**Data lines:**
-=-=-=-=-

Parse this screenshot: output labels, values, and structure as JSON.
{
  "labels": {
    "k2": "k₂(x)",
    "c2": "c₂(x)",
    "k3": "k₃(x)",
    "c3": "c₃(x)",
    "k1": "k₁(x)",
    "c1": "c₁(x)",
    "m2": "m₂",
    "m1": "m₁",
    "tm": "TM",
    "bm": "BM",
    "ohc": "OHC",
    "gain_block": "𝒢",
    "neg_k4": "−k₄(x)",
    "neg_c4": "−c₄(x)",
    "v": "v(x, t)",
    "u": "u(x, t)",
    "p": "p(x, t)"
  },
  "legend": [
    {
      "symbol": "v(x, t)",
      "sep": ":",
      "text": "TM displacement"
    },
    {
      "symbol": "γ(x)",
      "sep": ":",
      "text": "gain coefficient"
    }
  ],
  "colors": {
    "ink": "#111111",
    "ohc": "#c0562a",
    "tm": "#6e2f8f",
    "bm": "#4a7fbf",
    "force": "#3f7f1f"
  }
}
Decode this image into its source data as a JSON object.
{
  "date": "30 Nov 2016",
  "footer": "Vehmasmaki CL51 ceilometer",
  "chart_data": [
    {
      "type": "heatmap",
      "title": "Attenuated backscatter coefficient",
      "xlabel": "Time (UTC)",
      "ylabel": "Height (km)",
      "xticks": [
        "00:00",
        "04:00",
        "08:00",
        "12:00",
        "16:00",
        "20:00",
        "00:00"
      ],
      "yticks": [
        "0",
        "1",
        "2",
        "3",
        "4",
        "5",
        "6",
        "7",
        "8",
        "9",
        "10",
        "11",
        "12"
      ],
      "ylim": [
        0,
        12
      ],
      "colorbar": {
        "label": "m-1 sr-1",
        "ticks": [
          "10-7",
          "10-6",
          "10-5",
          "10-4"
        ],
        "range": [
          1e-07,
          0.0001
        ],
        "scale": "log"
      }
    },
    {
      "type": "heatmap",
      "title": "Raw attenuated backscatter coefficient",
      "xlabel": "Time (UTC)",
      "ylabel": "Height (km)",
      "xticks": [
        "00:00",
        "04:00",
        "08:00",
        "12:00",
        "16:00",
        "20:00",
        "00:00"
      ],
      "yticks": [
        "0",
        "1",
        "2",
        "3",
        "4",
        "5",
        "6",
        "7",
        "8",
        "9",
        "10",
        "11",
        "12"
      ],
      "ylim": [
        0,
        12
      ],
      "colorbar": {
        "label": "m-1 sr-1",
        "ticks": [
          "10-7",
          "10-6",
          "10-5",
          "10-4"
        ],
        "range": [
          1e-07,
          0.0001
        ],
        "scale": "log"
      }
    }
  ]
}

-=-=-=-=-

**Stated problem:** Reproduce every record, matching each line exactly.

**Task output:**
Parse this screenshot: output labels, values, and structure as JSON.
{
  "labels": {
    "k2": "k₂(x)",
    "c2": "c₂(x)",
    "k3": "k₃(x)",
    "c3": "c₃(x)",
    "k1": "k₁(x)",
    "c1": "c₁(x)",
    "m2": "m₂",
    "m1": "m₁",
    "tm": "TM",
    "bm": "BM",
    "ohc": "OHC",
    "gain_block": "𝒢",
    "neg_k4": "−k₄(x)",
    "neg_c4": "−c₄(x)",
    "v": "v(x, t)",
    "u": "u(x, t)",
    "p": "p(x, t)"
  },
  "legend": [
    {
      "symbol": "v(x, t)",
      "sep": ":",
      "text": "TM displacement"
    },
    {
      "symbol": "γ(x)",
      "sep": ":",
      "text": "gain coefficient"
    }
  ],
  "colors": {
    "ink": "#111111",
    "ohc": "#c0562a",
    "tm": "#6e2f8f",
    "bm": "#4a7fbf",
    "force": "#3f7f1f"
  }
}
Decode this image into its source data as a JSON object.
{
  "date": "30 Nov 2016",
  "footer": "Vehmasmaki CL51 ceilometer",
  "chart_data": [
    {
      "type": "heatmap",
      "title": "Attenuated backscatter coefficient",
      "xlabel": "Time (UTC)",
      "ylabel": "Height (km)",
      "xticks": [
        "00:00",
        "04:00",
        "08:00",
        "12:00",
        "16:00",
        "20:00",
        "00:00"
      ],
      "yticks": [
        "0",
        "1",
        "2",
        "3",
        "4",
        "5",
        "6",
        "7",
        "8",
        "9",
        "10",
        "11",
        "12"
      ],
      "ylim": [
        0,
        12
      ],
      "colorbar": {
        "label": "m-1 sr-1",
        "ticks": [
          "10-7",
          "10-6",
          "10-5",
          "10-4"
        ],
        "range": [
          1e-07,
          0.0001
        ],
        "scale": "log"
      }
    },
    {
      "type": "heatmap",
      "title": "Raw attenuated backscatter coefficient",
      "xlabel": "Time (UTC)",
      "ylabel": "Height (km)",
      "xticks": [
        "00:00",
        "04:00",
        "08:00",
        "12:00",
        "16:00",
        "20:00",
        "00:00"
      ],
      "yticks": [
        "0",
        "1",
        "2",
        "3",
        "4",
        "5",
        "6",
        "7",
        "8",
        "9",
        "10",
        "11",
        "12"
      ],
      "ylim": [
        0,
        12
      ],
      "colorbar": {
        "label": "m-1 sr-1",
        "ticks": [
          "10-7",
          "10-6",
          "10-5",
          "10-4"
        ],
        "range": [
          1e-07,
          0.0001
        ],
        "scale": "log"
      }
    }
  ]
}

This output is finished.